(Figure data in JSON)
** START **
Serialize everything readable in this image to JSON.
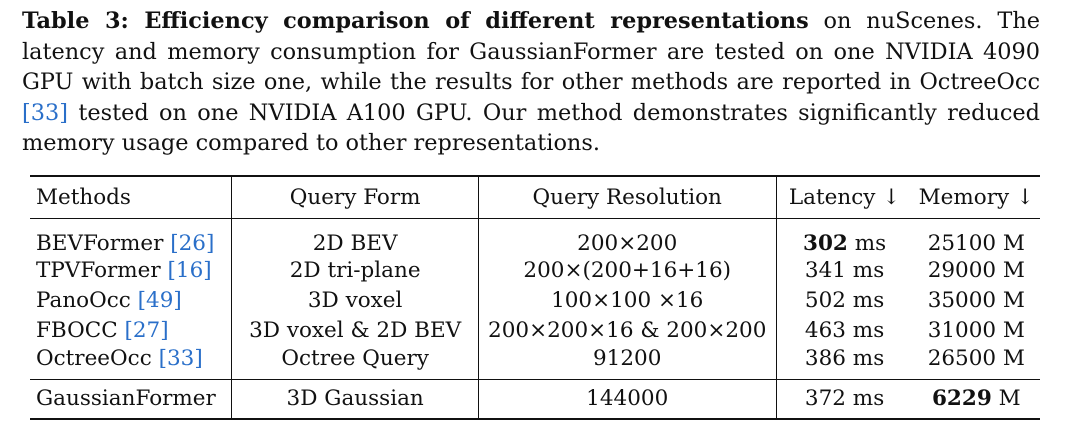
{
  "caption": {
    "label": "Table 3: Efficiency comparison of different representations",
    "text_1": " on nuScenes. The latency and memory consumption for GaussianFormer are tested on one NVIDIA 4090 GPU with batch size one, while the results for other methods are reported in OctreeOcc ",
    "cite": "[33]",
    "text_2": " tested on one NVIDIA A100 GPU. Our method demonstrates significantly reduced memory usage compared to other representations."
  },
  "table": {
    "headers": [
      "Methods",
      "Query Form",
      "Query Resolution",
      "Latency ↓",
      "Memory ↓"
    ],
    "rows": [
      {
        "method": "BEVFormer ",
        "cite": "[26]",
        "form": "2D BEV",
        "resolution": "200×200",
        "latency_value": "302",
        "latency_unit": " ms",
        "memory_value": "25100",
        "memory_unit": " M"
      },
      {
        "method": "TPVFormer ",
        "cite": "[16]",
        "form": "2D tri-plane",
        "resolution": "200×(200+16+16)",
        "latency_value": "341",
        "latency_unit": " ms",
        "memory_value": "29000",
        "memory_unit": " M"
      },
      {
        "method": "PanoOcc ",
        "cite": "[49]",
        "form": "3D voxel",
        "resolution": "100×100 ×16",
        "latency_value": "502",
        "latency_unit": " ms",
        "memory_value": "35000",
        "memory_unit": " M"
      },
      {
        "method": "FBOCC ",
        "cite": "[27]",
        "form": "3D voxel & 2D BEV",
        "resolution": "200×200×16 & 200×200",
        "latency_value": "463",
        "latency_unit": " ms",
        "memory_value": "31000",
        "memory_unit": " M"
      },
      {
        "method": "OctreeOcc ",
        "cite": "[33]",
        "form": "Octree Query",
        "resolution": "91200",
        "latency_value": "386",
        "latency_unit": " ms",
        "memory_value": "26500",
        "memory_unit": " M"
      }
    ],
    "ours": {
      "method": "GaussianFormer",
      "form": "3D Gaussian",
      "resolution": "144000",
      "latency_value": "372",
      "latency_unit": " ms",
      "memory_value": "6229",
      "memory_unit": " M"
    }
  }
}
** END **
*WHAT TO DO*.
Using the listing above, work out how many of its lines include "cite", and give only the result.

*CORRECT RESULT*.
6